◆ Job
Copy the records below word for word, keeping every line, character, and number unchanged.

◆ Input material
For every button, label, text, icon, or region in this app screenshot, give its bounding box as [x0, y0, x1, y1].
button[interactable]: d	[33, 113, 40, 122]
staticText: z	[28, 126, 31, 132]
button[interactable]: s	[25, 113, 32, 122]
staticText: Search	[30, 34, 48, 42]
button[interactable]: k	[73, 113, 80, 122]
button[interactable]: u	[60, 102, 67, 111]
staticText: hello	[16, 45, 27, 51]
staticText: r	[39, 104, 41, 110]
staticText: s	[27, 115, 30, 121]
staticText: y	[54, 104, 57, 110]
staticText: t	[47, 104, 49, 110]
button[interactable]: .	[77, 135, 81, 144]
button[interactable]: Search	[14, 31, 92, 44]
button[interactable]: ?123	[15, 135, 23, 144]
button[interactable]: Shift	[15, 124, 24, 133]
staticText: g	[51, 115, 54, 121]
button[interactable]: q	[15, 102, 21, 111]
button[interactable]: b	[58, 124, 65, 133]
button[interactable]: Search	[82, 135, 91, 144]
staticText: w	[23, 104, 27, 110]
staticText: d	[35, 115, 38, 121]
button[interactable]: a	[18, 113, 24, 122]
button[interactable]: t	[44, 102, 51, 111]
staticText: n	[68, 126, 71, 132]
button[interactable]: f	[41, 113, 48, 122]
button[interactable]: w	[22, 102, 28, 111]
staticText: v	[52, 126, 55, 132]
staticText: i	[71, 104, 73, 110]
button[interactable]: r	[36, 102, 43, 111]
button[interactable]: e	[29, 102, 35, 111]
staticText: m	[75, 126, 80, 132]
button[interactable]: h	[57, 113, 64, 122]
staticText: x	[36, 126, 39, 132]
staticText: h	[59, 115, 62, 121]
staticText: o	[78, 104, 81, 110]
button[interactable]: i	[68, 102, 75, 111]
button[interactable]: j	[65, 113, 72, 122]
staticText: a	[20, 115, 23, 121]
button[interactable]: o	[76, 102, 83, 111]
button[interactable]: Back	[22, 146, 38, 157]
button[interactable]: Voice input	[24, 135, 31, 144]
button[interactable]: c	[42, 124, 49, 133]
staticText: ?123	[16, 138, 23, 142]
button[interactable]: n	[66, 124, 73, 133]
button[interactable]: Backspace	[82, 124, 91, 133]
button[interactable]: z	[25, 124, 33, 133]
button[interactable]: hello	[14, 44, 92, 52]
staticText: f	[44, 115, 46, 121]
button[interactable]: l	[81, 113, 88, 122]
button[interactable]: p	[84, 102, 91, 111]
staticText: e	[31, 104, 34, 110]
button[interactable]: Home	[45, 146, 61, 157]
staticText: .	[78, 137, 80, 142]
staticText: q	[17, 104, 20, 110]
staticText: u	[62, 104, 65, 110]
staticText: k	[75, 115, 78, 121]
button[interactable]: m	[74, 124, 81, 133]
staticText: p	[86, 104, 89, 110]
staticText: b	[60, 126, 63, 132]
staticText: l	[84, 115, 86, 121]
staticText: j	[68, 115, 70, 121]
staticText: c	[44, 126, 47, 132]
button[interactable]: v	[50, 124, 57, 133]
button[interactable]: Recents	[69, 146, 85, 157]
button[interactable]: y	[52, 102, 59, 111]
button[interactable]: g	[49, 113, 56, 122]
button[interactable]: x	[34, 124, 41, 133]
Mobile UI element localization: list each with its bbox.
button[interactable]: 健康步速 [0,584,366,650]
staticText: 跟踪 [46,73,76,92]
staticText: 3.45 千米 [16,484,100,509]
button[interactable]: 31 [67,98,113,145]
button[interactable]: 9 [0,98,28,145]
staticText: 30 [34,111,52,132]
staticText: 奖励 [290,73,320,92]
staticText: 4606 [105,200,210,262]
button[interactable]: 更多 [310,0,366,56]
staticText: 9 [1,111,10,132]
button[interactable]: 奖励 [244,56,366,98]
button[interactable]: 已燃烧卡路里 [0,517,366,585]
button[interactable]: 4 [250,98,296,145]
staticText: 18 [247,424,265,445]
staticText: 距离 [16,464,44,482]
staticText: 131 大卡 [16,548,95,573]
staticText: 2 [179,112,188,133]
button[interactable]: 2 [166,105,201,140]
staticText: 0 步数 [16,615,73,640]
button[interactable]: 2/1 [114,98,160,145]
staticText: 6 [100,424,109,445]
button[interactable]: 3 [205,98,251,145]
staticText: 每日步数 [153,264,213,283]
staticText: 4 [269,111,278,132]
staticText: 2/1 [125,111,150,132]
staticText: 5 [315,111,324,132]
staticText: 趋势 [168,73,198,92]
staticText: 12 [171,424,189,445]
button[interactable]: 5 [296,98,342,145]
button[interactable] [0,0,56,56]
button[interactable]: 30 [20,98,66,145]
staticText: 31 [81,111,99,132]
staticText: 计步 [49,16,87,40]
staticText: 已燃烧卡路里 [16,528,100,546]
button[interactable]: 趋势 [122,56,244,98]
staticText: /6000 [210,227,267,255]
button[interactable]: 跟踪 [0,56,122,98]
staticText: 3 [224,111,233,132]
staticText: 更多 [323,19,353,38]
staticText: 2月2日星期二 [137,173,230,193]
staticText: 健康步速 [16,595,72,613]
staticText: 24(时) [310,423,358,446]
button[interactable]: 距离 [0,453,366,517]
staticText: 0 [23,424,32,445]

◆ Correct response
For every button, label, text, icon, or region in this app screenshot, give its bounding box as [x0, y0, x1, y1].
button[interactable]: d	[33, 113, 40, 122]
staticText: z	[28, 126, 31, 132]
button[interactable]: s	[25, 113, 32, 122]
staticText: Search	[30, 34, 48, 42]
button[interactable]: k	[73, 113, 80, 122]
button[interactable]: u	[60, 102, 67, 111]
staticText: hello	[16, 45, 27, 51]
staticText: r	[39, 104, 41, 110]
staticText: s	[27, 115, 30, 121]
staticText: y	[54, 104, 57, 110]
staticText: t	[47, 104, 49, 110]
button[interactable]: .	[77, 135, 81, 144]
button[interactable]: Search	[14, 31, 92, 44]
button[interactable]: ?123	[15, 135, 23, 144]
button[interactable]: Shift	[15, 124, 24, 133]
staticText: g	[51, 115, 54, 121]
button[interactable]: q	[15, 102, 21, 111]
button[interactable]: b	[58, 124, 65, 133]
button[interactable]: Search	[82, 135, 91, 144]
staticText: w	[23, 104, 27, 110]
staticText: d	[35, 115, 38, 121]
button[interactable]: a	[18, 113, 24, 122]
button[interactable]: t	[44, 102, 51, 111]
staticText: n	[68, 126, 71, 132]
button[interactable]: f	[41, 113, 48, 122]
button[interactable]: w	[22, 102, 28, 111]
staticText: v	[52, 126, 55, 132]
staticText: i	[71, 104, 73, 110]
button[interactable]: r	[36, 102, 43, 111]
button[interactable]: e	[29, 102, 35, 111]
staticText: m	[75, 126, 80, 132]
button[interactable]: h	[57, 113, 64, 122]
staticText: x	[36, 126, 39, 132]
staticText: h	[59, 115, 62, 121]
staticText: o	[78, 104, 81, 110]
button[interactable]: i	[68, 102, 75, 111]
button[interactable]: j	[65, 113, 72, 122]
staticText: a	[20, 115, 23, 121]
button[interactable]: o	[76, 102, 83, 111]
button[interactable]: Back	[22, 146, 38, 157]
button[interactable]: Voice input	[24, 135, 31, 144]
button[interactable]: c	[42, 124, 49, 133]
staticText: ?123	[16, 138, 23, 142]
button[interactable]: n	[66, 124, 73, 133]
button[interactable]: Backspace	[82, 124, 91, 133]
button[interactable]: z	[25, 124, 33, 133]
button[interactable]: hello	[14, 44, 92, 52]
staticText: f	[44, 115, 46, 121]
button[interactable]: l	[81, 113, 88, 122]
button[interactable]: p	[84, 102, 91, 111]
staticText: e	[31, 104, 34, 110]
button[interactable]: Home	[45, 146, 61, 157]
staticText: .	[78, 137, 80, 142]
staticText: q	[17, 104, 20, 110]
staticText: u	[62, 104, 65, 110]
staticText: k	[75, 115, 78, 121]
button[interactable]: m	[74, 124, 81, 133]
staticText: p	[86, 104, 89, 110]
staticText: b	[60, 126, 63, 132]
staticText: l	[84, 115, 86, 121]
staticText: j	[68, 115, 70, 121]
staticText: c	[44, 126, 47, 132]
button[interactable]: v	[50, 124, 57, 133]
button[interactable]: Recents	[69, 146, 85, 157]
button[interactable]: y	[52, 102, 59, 111]
button[interactable]: g	[49, 113, 56, 122]
button[interactable]: x	[34, 124, 41, 133]
Mobile UI element localization: list each with its bbox.
button[interactable]: 健康步速 [0,584,366,650]
staticText: 跟踪 [46,73,76,92]
staticText: 3.45 千米 [16,484,100,509]
button[interactable]: 31 [67,98,113,145]
button[interactable]: 9 [0,98,28,145]
staticText: 30 [34,111,52,132]
staticText: 奖励 [290,73,320,92]
staticText: 4606 [105,200,210,262]
button[interactable]: 更多 [310,0,366,56]
staticText: 9 [1,111,10,132]
button[interactable]: 奖励 [244,56,366,98]
button[interactable]: 已燃烧卡路里 [0,517,366,585]
button[interactable]: 4 [250,98,296,145]
staticText: 18 [247,424,265,445]
staticText: 距离 [16,464,44,482]
staticText: 131 大卡 [16,548,95,573]
staticText: 2 [179,112,188,133]
button[interactable]: 2 [166,105,201,140]
staticText: 0 步数 [16,615,73,640]
button[interactable]: 2/1 [114,98,160,145]
staticText: 6 [100,424,109,445]
button[interactable]: 3 [205,98,251,145]
staticText: 每日步数 [153,264,213,283]
staticText: 4 [269,111,278,132]
staticText: 2/1 [125,111,150,132]
staticText: 5 [315,111,324,132]
staticText: 趋势 [168,73,198,92]
staticText: 12 [171,424,189,445]
button[interactable]: 5 [296,98,342,145]
button[interactable] [0,0,56,56]
button[interactable]: 30 [20,98,66,145]
staticText: 31 [81,111,99,132]
staticText: 计步 [49,16,87,40]
staticText: 已燃烧卡路里 [16,528,100,546]
button[interactable]: 趋势 [122,56,244,98]
staticText: /6000 [210,227,267,255]
button[interactable]: 跟踪 [0,56,122,98]
staticText: 3 [224,111,233,132]
staticText: 更多 [323,19,353,38]
staticText: 2月2日星期二 [137,173,230,193]
staticText: 健康步速 [16,595,72,613]
staticText: 24(时) [310,423,358,446]
button[interactable]: 距离 [0,453,366,517]
staticText: 0 [23,424,32,445]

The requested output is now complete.